__WHAT YOU NEED TO DO__
Repeat each entry word for word. Leave any images out of the copy.

__RECORDS FOR THIS EXERCISE__
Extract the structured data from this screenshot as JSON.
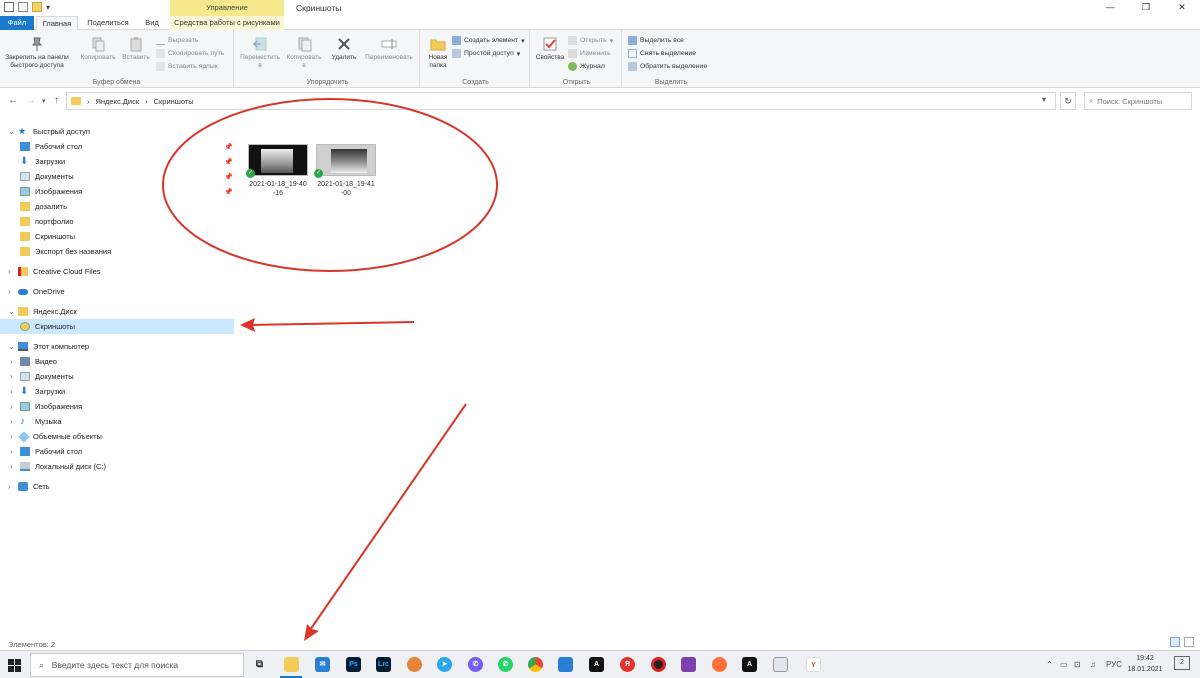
{
  "titlebar": {
    "context_group": "Управление",
    "window_title": "Скриншоты",
    "minimize": "—",
    "maximize": "❐",
    "close": "✕"
  },
  "tabs": {
    "file": "Файл",
    "home": "Главная",
    "share": "Поделиться",
    "view": "Вид",
    "picture_tools": "Средства работы с рисунками"
  },
  "ribbon": {
    "clipboard": {
      "label": "Буфер обмена",
      "pin": "Закрепить на панели быстрого доступа",
      "copy": "Копировать",
      "paste": "Вставить",
      "cut": "Вырезать",
      "copy_path": "Скопировать путь",
      "paste_shortcut": "Вставить ярлык"
    },
    "organize": {
      "label": "Упорядочить",
      "move": "Переместить в",
      "copy_to": "Копировать в",
      "delete": "Удалить",
      "rename": "Переименовать"
    },
    "create": {
      "label": "Создать",
      "new_folder": "Новая папка",
      "new_item": "Создать элемент",
      "easy_access": "Простой доступ"
    },
    "open": {
      "label": "Открыть",
      "properties": "Свойства",
      "open": "Открыть",
      "edit": "Изменить",
      "history": "Журнал"
    },
    "select": {
      "label": "Выделить",
      "select_all": "Выделить все",
      "select_none": "Снять выделение",
      "invert": "Обратить выделение"
    }
  },
  "address": {
    "back": "←",
    "forward": "→",
    "up": "↑",
    "path": [
      "Яндекс.Диск",
      "Скриншоты"
    ],
    "separator": "›",
    "search_placeholder": "Поиск: Скриншоты"
  },
  "nav": {
    "quick_access": "Быстрый доступ",
    "quick_items": [
      "Рабочий стол",
      "Загрузки",
      "Документы",
      "Изображения",
      "дозалить",
      "портфолио",
      "Скриншоты",
      "Экспорт без названия"
    ],
    "creative_cloud": "Creative Cloud Files",
    "onedrive": "OneDrive",
    "yandex": "Яндекс.Диск",
    "yandex_child": "Скриншоты",
    "this_pc": "Этот компьютер",
    "pc_items": [
      "Видео",
      "Документы",
      "Загрузки",
      "Изображения",
      "Музыка",
      "Объемные объекты",
      "Рабочий стол",
      "Локальный диск (C:)"
    ],
    "network": "Сеть"
  },
  "files": [
    {
      "name_line1": "2021-01-18_19-40",
      "name_line2": "-16"
    },
    {
      "name_line1": "2021-01-18_19-41",
      "name_line2": "-00"
    }
  ],
  "status": "Элементов: 2",
  "taskbar": {
    "search_placeholder": "Введите здесь текст для поиска",
    "apps": [
      "Ps",
      "Lrc",
      "A",
      "Я",
      "A",
      "Y"
    ],
    "lang": "РУС",
    "time": "19:42",
    "date": "18.01.2021",
    "notifications_count": "2"
  },
  "colors": {
    "accent": "#1979ca",
    "annotation": "#d9362b",
    "selection": "#cce8ff",
    "folder": "#f3cb59"
  }
}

__COMPLETE OUTPUT__
Extract the structured data from this screenshot as JSON.
{
  "titlebar": {
    "context_group": "Управление",
    "window_title": "Скриншоты",
    "minimize": "—",
    "maximize": "❐",
    "close": "✕"
  },
  "tabs": {
    "file": "Файл",
    "home": "Главная",
    "share": "Поделиться",
    "view": "Вид",
    "picture_tools": "Средства работы с рисунками"
  },
  "ribbon": {
    "clipboard": {
      "label": "Буфер обмена",
      "pin": "Закрепить на панели быстрого доступа",
      "copy": "Копировать",
      "paste": "Вставить",
      "cut": "Вырезать",
      "copy_path": "Скопировать путь",
      "paste_shortcut": "Вставить ярлык"
    },
    "organize": {
      "label": "Упорядочить",
      "move": "Переместить в",
      "copy_to": "Копировать в",
      "delete": "Удалить",
      "rename": "Переименовать"
    },
    "create": {
      "label": "Создать",
      "new_folder": "Новая папка",
      "new_item": "Создать элемент",
      "easy_access": "Простой доступ"
    },
    "open": {
      "label": "Открыть",
      "properties": "Свойства",
      "open": "Открыть",
      "edit": "Изменить",
      "history": "Журнал"
    },
    "select": {
      "label": "Выделить",
      "select_all": "Выделить все",
      "select_none": "Снять выделение",
      "invert": "Обратить выделение"
    }
  },
  "address": {
    "back": "←",
    "forward": "→",
    "up": "↑",
    "path": [
      "Яндекс.Диск",
      "Скриншоты"
    ],
    "separator": "›",
    "search_placeholder": "Поиск: Скриншоты"
  },
  "nav": {
    "quick_access": "Быстрый доступ",
    "quick_items": [
      "Рабочий стол",
      "Загрузки",
      "Документы",
      "Изображения",
      "дозалить",
      "портфолио",
      "Скриншоты",
      "Экспорт без названия"
    ],
    "creative_cloud": "Creative Cloud Files",
    "onedrive": "OneDrive",
    "yandex": "Яндекс.Диск",
    "yandex_child": "Скриншоты",
    "this_pc": "Этот компьютер",
    "pc_items": [
      "Видео",
      "Документы",
      "Загрузки",
      "Изображения",
      "Музыка",
      "Объемные объекты",
      "Рабочий стол",
      "Локальный диск (C:)"
    ],
    "network": "Сеть"
  },
  "files": [
    {
      "name_line1": "2021-01-18_19-40",
      "name_line2": "-16"
    },
    {
      "name_line1": "2021-01-18_19-41",
      "name_line2": "-00"
    }
  ],
  "status": "Элементов: 2",
  "taskbar": {
    "search_placeholder": "Введите здесь текст для поиска",
    "apps": [
      "Ps",
      "Lrc",
      "A",
      "Я",
      "A",
      "Y"
    ],
    "lang": "РУС",
    "time": "19:42",
    "date": "18.01.2021",
    "notifications_count": "2"
  },
  "colors": {
    "accent": "#1979ca",
    "annotation": "#d9362b",
    "selection": "#cce8ff",
    "folder": "#f3cb59"
  }
}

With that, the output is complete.